## WRITTEN EXERCISE
Copy all the material below, exactly as it stands.

## DATASET EXCERPTS
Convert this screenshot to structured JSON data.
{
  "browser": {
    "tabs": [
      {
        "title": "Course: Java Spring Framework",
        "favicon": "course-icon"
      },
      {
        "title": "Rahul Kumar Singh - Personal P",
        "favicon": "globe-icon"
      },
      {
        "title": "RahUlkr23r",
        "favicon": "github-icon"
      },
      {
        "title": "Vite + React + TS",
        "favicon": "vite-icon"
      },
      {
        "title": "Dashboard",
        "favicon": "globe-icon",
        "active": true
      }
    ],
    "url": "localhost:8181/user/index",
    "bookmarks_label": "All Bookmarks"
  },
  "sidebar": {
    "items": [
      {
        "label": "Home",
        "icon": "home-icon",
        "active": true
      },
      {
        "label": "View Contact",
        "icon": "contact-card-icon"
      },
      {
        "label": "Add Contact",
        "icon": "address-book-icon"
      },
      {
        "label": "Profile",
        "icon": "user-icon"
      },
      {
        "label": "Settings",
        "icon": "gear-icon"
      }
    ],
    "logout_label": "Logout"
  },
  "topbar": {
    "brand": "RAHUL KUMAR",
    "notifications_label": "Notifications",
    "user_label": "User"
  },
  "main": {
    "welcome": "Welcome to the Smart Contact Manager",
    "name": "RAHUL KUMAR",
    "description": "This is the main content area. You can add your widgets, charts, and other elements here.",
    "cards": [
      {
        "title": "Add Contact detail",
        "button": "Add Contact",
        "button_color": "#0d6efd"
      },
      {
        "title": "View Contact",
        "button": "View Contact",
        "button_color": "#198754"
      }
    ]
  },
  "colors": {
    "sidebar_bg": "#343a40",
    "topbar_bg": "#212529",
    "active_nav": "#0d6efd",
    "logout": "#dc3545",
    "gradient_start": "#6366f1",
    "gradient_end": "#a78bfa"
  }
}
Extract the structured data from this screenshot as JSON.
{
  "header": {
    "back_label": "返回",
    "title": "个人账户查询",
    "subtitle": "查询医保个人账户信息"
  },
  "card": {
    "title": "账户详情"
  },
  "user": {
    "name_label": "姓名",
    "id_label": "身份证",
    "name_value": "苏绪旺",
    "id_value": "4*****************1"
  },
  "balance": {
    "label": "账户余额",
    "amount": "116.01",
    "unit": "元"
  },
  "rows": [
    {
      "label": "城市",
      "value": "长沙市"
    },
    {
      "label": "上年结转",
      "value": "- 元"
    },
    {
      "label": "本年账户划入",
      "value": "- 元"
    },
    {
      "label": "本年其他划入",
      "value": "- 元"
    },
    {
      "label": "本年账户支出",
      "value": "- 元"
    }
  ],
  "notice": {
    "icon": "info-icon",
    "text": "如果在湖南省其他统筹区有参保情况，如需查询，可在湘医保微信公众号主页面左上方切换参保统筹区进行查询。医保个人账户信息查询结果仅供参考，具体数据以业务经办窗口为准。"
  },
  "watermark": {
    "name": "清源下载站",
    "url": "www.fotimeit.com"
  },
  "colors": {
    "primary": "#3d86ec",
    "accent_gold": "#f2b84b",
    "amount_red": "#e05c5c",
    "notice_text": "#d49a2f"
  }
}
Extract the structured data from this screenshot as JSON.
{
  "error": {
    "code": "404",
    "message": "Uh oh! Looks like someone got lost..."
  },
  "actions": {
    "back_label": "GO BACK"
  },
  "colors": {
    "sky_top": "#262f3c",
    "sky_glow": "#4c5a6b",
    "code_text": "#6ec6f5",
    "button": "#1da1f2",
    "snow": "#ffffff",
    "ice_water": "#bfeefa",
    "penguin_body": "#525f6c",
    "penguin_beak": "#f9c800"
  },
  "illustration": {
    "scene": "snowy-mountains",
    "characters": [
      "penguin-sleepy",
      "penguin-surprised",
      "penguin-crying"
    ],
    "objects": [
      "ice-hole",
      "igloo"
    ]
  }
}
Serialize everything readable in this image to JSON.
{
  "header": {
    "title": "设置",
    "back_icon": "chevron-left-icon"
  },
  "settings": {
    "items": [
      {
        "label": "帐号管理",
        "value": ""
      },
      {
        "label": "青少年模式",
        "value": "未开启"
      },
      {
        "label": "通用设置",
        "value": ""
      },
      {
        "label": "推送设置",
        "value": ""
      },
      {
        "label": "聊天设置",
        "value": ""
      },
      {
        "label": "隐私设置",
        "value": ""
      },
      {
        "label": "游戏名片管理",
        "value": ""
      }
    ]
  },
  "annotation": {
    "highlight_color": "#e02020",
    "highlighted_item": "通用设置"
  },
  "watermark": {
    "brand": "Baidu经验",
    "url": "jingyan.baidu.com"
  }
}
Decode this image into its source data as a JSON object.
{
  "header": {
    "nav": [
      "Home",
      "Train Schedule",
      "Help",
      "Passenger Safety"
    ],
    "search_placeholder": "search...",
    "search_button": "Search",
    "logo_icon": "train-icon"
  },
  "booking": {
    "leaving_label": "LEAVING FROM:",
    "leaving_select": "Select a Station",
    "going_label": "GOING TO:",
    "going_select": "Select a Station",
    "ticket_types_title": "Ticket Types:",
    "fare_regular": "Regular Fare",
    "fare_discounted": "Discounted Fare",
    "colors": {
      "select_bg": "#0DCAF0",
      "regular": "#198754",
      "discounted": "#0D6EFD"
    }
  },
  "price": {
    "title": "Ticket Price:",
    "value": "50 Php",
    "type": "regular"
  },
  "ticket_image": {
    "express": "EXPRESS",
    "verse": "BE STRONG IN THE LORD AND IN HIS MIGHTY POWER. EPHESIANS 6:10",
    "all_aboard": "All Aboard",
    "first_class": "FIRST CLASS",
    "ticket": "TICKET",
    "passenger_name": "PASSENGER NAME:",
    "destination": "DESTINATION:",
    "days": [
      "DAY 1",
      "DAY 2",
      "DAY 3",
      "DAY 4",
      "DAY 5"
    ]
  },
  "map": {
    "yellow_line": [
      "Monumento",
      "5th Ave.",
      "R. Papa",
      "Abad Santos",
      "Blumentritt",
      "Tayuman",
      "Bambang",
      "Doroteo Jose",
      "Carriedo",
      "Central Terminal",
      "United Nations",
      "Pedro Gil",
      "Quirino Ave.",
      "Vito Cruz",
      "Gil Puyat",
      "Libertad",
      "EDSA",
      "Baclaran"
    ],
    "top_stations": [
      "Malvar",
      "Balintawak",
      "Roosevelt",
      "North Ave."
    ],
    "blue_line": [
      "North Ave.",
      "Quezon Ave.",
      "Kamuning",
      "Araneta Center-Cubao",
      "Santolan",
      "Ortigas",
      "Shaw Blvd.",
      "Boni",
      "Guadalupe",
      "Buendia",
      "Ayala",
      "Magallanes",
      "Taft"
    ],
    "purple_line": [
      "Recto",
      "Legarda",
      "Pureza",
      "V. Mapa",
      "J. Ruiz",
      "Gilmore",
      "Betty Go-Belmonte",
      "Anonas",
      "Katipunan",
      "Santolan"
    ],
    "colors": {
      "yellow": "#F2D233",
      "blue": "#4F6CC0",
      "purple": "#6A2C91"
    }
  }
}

## RESPONSE TO THE EXERCISE
Convert this screenshot to structured JSON data.
{
  "browser": {
    "tabs": [
      {
        "title": "Course: Java Spring Framework",
        "favicon": "course-icon"
      },
      {
        "title": "Rahul Kumar Singh - Personal P",
        "favicon": "globe-icon"
      },
      {
        "title": "RahUlkr23r",
        "favicon": "github-icon"
      },
      {
        "title": "Vite + React + TS",
        "favicon": "vite-icon"
      },
      {
        "title": "Dashboard",
        "favicon": "globe-icon",
        "active": true
      }
    ],
    "url": "localhost:8181/user/index",
    "bookmarks_label": "All Bookmarks"
  },
  "sidebar": {
    "items": [
      {
        "label": "Home",
        "icon": "home-icon",
        "active": true
      },
      {
        "label": "View Contact",
        "icon": "contact-card-icon"
      },
      {
        "label": "Add Contact",
        "icon": "address-book-icon"
      },
      {
        "label": "Profile",
        "icon": "user-icon"
      },
      {
        "label": "Settings",
        "icon": "gear-icon"
      }
    ],
    "logout_label": "Logout"
  },
  "topbar": {
    "brand": "RAHUL KUMAR",
    "notifications_label": "Notifications",
    "user_label": "User"
  },
  "main": {
    "welcome": "Welcome to the Smart Contact Manager",
    "name": "RAHUL KUMAR",
    "description": "This is the main content area. You can add your widgets, charts, and other elements here.",
    "cards": [
      {
        "title": "Add Contact detail",
        "button": "Add Contact",
        "button_color": "#0d6efd"
      },
      {
        "title": "View Contact",
        "button": "View Contact",
        "button_color": "#198754"
      }
    ]
  },
  "colors": {
    "sidebar_bg": "#343a40",
    "topbar_bg": "#212529",
    "active_nav": "#0d6efd",
    "logout": "#dc3545",
    "gradient_start": "#6366f1",
    "gradient_end": "#a78bfa"
  }
}
Extract the structured data from this screenshot as JSON.
{
  "header": {
    "back_label": "返回",
    "title": "个人账户查询",
    "subtitle": "查询医保个人账户信息"
  },
  "card": {
    "title": "账户详情"
  },
  "user": {
    "name_label": "姓名",
    "id_label": "身份证",
    "name_value": "苏绪旺",
    "id_value": "4*****************1"
  },
  "balance": {
    "label": "账户余额",
    "amount": "116.01",
    "unit": "元"
  },
  "rows": [
    {
      "label": "城市",
      "value": "长沙市"
    },
    {
      "label": "上年结转",
      "value": "- 元"
    },
    {
      "label": "本年账户划入",
      "value": "- 元"
    },
    {
      "label": "本年其他划入",
      "value": "- 元"
    },
    {
      "label": "本年账户支出",
      "value": "- 元"
    }
  ],
  "notice": {
    "icon": "info-icon",
    "text": "如果在湖南省其他统筹区有参保情况，如需查询，可在湘医保微信公众号主页面左上方切换参保统筹区进行查询。医保个人账户信息查询结果仅供参考，具体数据以业务经办窗口为准。"
  },
  "watermark": {
    "name": "清源下载站",
    "url": "www.fotimeit.com"
  },
  "colors": {
    "primary": "#3d86ec",
    "accent_gold": "#f2b84b",
    "amount_red": "#e05c5c",
    "notice_text": "#d49a2f"
  }
}
Extract the structured data from this screenshot as JSON.
{
  "error": {
    "code": "404",
    "message": "Uh oh! Looks like someone got lost..."
  },
  "actions": {
    "back_label": "GO BACK"
  },
  "colors": {
    "sky_top": "#262f3c",
    "sky_glow": "#4c5a6b",
    "code_text": "#6ec6f5",
    "button": "#1da1f2",
    "snow": "#ffffff",
    "ice_water": "#bfeefa",
    "penguin_body": "#525f6c",
    "penguin_beak": "#f9c800"
  },
  "illustration": {
    "scene": "snowy-mountains",
    "characters": [
      "penguin-sleepy",
      "penguin-surprised",
      "penguin-crying"
    ],
    "objects": [
      "ice-hole",
      "igloo"
    ]
  }
}
Serialize everything readable in this image to JSON.
{
  "header": {
    "title": "设置",
    "back_icon": "chevron-left-icon"
  },
  "settings": {
    "items": [
      {
        "label": "帐号管理",
        "value": ""
      },
      {
        "label": "青少年模式",
        "value": "未开启"
      },
      {
        "label": "通用设置",
        "value": ""
      },
      {
        "label": "推送设置",
        "value": ""
      },
      {
        "label": "聊天设置",
        "value": ""
      },
      {
        "label": "隐私设置",
        "value": ""
      },
      {
        "label": "游戏名片管理",
        "value": ""
      }
    ]
  },
  "annotation": {
    "highlight_color": "#e02020",
    "highlighted_item": "通用设置"
  },
  "watermark": {
    "brand": "Baidu经验",
    "url": "jingyan.baidu.com"
  }
}
Decode this image into its source data as a JSON object.
{
  "header": {
    "nav": [
      "Home",
      "Train Schedule",
      "Help",
      "Passenger Safety"
    ],
    "search_placeholder": "search...",
    "search_button": "Search",
    "logo_icon": "train-icon"
  },
  "booking": {
    "leaving_label": "LEAVING FROM:",
    "leaving_select": "Select a Station",
    "going_label": "GOING TO:",
    "going_select": "Select a Station",
    "ticket_types_title": "Ticket Types:",
    "fare_regular": "Regular Fare",
    "fare_discounted": "Discounted Fare",
    "colors": {
      "select_bg": "#0DCAF0",
      "regular": "#198754",
      "discounted": "#0D6EFD"
    }
  },
  "price": {
    "title": "Ticket Price:",
    "value": "50 Php",
    "type": "regular"
  },
  "ticket_image": {
    "express": "EXPRESS",
    "verse": "BE STRONG IN THE LORD AND IN HIS MIGHTY POWER. EPHESIANS 6:10",
    "all_aboard": "All Aboard",
    "first_class": "FIRST CLASS",
    "ticket": "TICKET",
    "passenger_name": "PASSENGER NAME:",
    "destination": "DESTINATION:",
    "days": [
      "DAY 1",
      "DAY 2",
      "DAY 3",
      "DAY 4",
      "DAY 5"
    ]
  },
  "map": {
    "yellow_line": [
      "Monumento",
      "5th Ave.",
      "R. Papa",
      "Abad Santos",
      "Blumentritt",
      "Tayuman",
      "Bambang",
      "Doroteo Jose",
      "Carriedo",
      "Central Terminal",
      "United Nations",
      "Pedro Gil",
      "Quirino Ave.",
      "Vito Cruz",
      "Gil Puyat",
      "Libertad",
      "EDSA",
      "Baclaran"
    ],
    "top_stations": [
      "Malvar",
      "Balintawak",
      "Roosevelt",
      "North Ave."
    ],
    "blue_line": [
      "North Ave.",
      "Quezon Ave.",
      "Kamuning",
      "Araneta Center-Cubao",
      "Santolan",
      "Ortigas",
      "Shaw Blvd.",
      "Boni",
      "Guadalupe",
      "Buendia",
      "Ayala",
      "Magallanes",
      "Taft"
    ],
    "purple_line": [
      "Recto",
      "Legarda",
      "Pureza",
      "V. Mapa",
      "J. Ruiz",
      "Gilmore",
      "Betty Go-Belmonte",
      "Anonas",
      "Katipunan",
      "Santolan"
    ],
    "colors": {
      "yellow": "#F2D233",
      "blue": "#4F6CC0",
      "purple": "#6A2C91"
    }
  }
}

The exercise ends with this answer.